WORK INSTRUCTIONS:
Will you output the entries below exactly, skipping every image they contain?

Start of RECORDS

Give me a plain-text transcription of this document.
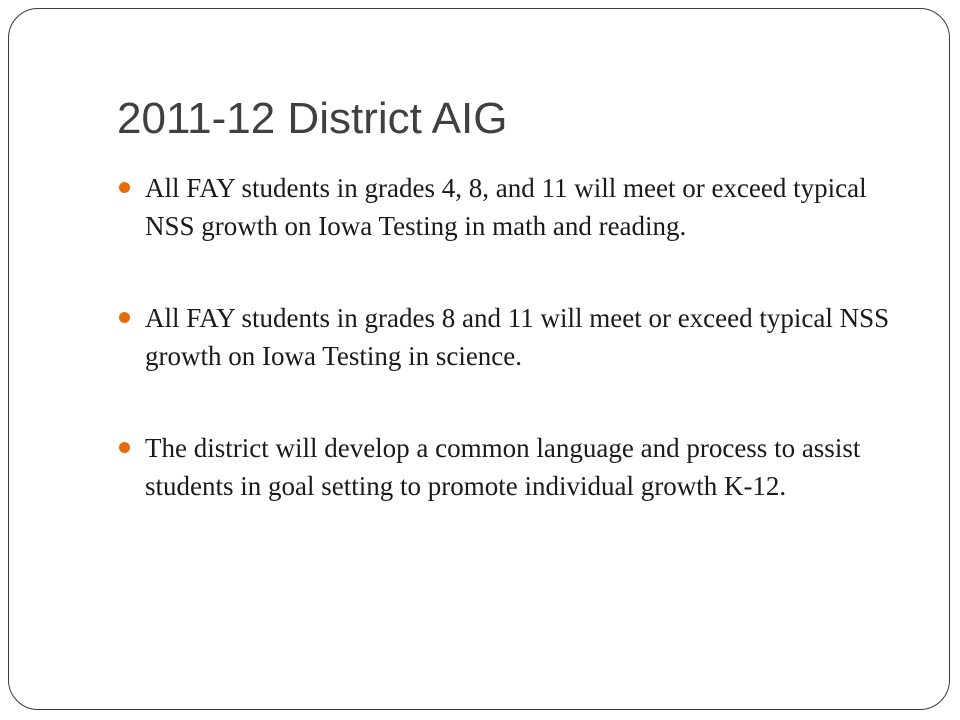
2011-12 District AIG
All FAY students in grades 4, 8, and 11 will meet or exceed typical NSS growth on Iowa Testing in math and reading.
All FAY students in grades 8 and 11 will meet or exceed typical NSS growth on Iowa Testing in science.
The district will develop a common language and process to assist students in goal setting to promote individual growth K-12.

End of RECORDS

CORRECT OUTPUT:
Give me a plain-text transcription of this document.
2011-12 District AIG
All FAY students in grades 4, 8, and 11 will meet or exceed typical NSS growth on Iowa Testing in math and reading.
All FAY students in grades 8 and 11 will meet or exceed typical NSS growth on Iowa Testing in science.
The district will develop a common language and process to assist students in goal setting to promote individual growth K-12.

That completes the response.